+++ INPUT RECORDS +++
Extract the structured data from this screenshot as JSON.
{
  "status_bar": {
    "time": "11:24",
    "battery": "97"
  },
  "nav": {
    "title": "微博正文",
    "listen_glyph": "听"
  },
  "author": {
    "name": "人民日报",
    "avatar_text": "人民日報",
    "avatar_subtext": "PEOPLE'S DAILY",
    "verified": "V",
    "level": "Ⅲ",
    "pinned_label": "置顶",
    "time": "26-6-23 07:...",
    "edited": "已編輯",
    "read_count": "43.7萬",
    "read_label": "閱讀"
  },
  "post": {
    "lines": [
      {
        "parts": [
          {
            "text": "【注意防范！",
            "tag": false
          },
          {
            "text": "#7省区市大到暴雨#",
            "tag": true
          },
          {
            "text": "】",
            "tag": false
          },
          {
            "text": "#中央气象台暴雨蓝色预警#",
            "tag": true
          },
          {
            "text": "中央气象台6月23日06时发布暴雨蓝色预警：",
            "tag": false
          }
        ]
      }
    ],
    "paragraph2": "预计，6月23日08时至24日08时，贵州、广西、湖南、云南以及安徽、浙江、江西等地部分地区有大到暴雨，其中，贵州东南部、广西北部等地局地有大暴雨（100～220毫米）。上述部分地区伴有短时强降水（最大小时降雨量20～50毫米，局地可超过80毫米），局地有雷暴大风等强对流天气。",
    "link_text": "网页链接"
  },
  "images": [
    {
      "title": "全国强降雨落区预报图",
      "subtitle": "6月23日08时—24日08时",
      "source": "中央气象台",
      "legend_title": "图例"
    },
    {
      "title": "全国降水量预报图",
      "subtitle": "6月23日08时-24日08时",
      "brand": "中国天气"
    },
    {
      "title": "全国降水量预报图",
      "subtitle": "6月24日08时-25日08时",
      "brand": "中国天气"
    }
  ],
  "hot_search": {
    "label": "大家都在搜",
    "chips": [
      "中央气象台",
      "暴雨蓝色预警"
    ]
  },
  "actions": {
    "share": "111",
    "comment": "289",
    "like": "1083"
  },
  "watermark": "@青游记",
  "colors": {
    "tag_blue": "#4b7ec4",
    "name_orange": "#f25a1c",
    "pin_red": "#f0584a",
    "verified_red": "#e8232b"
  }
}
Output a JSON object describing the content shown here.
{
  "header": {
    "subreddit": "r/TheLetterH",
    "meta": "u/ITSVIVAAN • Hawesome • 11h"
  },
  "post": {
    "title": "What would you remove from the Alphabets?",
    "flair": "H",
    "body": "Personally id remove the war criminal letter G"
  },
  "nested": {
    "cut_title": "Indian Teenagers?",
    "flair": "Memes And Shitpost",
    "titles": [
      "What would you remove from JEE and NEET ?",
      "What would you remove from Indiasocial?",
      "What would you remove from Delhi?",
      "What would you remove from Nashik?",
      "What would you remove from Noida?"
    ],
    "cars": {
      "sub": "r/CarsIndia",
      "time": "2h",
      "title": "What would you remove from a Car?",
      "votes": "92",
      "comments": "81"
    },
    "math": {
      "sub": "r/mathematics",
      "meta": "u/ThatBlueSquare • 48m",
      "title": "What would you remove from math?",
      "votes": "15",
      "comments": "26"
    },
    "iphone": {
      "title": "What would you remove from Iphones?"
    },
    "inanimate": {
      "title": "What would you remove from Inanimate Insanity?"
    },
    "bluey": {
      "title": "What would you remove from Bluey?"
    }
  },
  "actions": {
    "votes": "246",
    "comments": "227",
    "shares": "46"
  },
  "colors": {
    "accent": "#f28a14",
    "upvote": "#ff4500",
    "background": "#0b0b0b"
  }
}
+++
REQUIREMENTS:
Repeat the data in its entirety, character for character.

IN RESPONSE:
Extract the structured data from this screenshot as JSON.
{
  "status_bar": {
    "time": "11:24",
    "battery": "97"
  },
  "nav": {
    "title": "微博正文",
    "listen_glyph": "听"
  },
  "author": {
    "name": "人民日报",
    "avatar_text": "人民日報",
    "avatar_subtext": "PEOPLE'S DAILY",
    "verified": "V",
    "level": "Ⅲ",
    "pinned_label": "置顶",
    "time": "26-6-23 07:...",
    "edited": "已編輯",
    "read_count": "43.7萬",
    "read_label": "閱讀"
  },
  "post": {
    "lines": [
      {
        "parts": [
          {
            "text": "【注意防范！",
            "tag": false
          },
          {
            "text": "#7省区市大到暴雨#",
            "tag": true
          },
          {
            "text": "】",
            "tag": false
          },
          {
            "text": "#中央气象台暴雨蓝色预警#",
            "tag": true
          },
          {
            "text": "中央气象台6月23日06时发布暴雨蓝色预警：",
            "tag": false
          }
        ]
      }
    ],
    "paragraph2": "预计，6月23日08时至24日08时，贵州、广西、湖南、云南以及安徽、浙江、江西等地部分地区有大到暴雨，其中，贵州东南部、广西北部等地局地有大暴雨（100～220毫米）。上述部分地区伴有短时强降水（最大小时降雨量20～50毫米，局地可超过80毫米），局地有雷暴大风等强对流天气。",
    "link_text": "网页链接"
  },
  "images": [
    {
      "title": "全国强降雨落区预报图",
      "subtitle": "6月23日08时—24日08时",
      "source": "中央气象台",
      "legend_title": "图例"
    },
    {
      "title": "全国降水量预报图",
      "subtitle": "6月23日08时-24日08时",
      "brand": "中国天气"
    },
    {
      "title": "全国降水量预报图",
      "subtitle": "6月24日08时-25日08时",
      "brand": "中国天气"
    }
  ],
  "hot_search": {
    "label": "大家都在搜",
    "chips": [
      "中央气象台",
      "暴雨蓝色预警"
    ]
  },
  "actions": {
    "share": "111",
    "comment": "289",
    "like": "1083"
  },
  "watermark": "@青游记",
  "colors": {
    "tag_blue": "#4b7ec4",
    "name_orange": "#f25a1c",
    "pin_red": "#f0584a",
    "verified_red": "#e8232b"
  }
}
Output a JSON object describing the content shown here.
{
  "header": {
    "subreddit": "r/TheLetterH",
    "meta": "u/ITSVIVAAN • Hawesome • 11h"
  },
  "post": {
    "title": "What would you remove from the Alphabets?",
    "flair": "H",
    "body": "Personally id remove the war criminal letter G"
  },
  "nested": {
    "cut_title": "Indian Teenagers?",
    "flair": "Memes And Shitpost",
    "titles": [
      "What would you remove from JEE and NEET ?",
      "What would you remove from Indiasocial?",
      "What would you remove from Delhi?",
      "What would you remove from Nashik?",
      "What would you remove from Noida?"
    ],
    "cars": {
      "sub": "r/CarsIndia",
      "time": "2h",
      "title": "What would you remove from a Car?",
      "votes": "92",
      "comments": "81"
    },
    "math": {
      "sub": "r/mathematics",
      "meta": "u/ThatBlueSquare • 48m",
      "title": "What would you remove from math?",
      "votes": "15",
      "comments": "26"
    },
    "iphone": {
      "title": "What would you remove from Iphones?"
    },
    "inanimate": {
      "title": "What would you remove from Inanimate Insanity?"
    },
    "bluey": {
      "title": "What would you remove from Bluey?"
    }
  },
  "actions": {
    "votes": "246",
    "comments": "227",
    "shares": "46"
  },
  "colors": {
    "accent": "#f28a14",
    "upvote": "#ff4500",
    "background": "#0b0b0b"
  }
}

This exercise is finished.